--- Entries ---
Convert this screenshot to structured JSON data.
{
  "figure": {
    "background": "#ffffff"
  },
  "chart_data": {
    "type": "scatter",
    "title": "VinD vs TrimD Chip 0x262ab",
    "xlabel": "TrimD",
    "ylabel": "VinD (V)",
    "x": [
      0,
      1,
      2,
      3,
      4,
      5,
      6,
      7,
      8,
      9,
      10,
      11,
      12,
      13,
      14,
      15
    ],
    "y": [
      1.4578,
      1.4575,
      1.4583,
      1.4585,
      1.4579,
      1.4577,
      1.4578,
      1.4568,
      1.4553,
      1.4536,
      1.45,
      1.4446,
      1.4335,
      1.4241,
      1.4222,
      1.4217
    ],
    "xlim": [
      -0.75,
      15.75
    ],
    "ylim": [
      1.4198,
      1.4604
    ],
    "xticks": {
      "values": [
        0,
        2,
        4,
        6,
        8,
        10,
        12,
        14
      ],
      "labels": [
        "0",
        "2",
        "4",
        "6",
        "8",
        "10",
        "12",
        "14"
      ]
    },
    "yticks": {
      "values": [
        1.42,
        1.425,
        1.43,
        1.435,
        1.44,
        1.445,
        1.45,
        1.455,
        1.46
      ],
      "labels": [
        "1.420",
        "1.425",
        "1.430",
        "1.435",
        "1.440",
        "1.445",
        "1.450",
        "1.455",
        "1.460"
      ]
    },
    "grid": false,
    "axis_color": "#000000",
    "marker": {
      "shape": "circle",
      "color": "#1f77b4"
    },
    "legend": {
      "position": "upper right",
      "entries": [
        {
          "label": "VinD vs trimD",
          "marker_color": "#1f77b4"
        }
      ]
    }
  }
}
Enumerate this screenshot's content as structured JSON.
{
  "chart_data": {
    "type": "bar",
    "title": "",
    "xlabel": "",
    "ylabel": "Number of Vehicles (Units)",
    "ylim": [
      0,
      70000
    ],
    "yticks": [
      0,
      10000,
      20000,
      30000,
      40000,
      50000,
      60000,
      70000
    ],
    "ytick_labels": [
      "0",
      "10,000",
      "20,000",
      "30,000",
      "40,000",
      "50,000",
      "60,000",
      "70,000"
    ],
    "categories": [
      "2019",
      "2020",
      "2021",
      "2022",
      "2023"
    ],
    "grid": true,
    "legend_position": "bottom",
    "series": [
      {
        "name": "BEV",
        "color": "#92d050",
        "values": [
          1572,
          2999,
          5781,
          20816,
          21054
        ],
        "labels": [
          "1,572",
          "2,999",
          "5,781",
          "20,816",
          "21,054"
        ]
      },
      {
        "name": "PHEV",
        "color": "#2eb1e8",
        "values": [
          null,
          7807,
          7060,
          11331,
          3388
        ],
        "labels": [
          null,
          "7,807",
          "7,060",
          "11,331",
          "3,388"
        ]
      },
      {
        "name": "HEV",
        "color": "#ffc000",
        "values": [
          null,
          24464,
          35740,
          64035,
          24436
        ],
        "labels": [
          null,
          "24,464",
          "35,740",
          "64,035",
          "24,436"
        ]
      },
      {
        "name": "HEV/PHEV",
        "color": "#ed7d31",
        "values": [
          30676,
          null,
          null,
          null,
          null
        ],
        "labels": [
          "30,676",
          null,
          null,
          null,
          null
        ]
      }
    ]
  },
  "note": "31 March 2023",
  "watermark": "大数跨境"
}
---
Count the lines in the records above that contain the word "JSON", and give only that number.

** Result **
2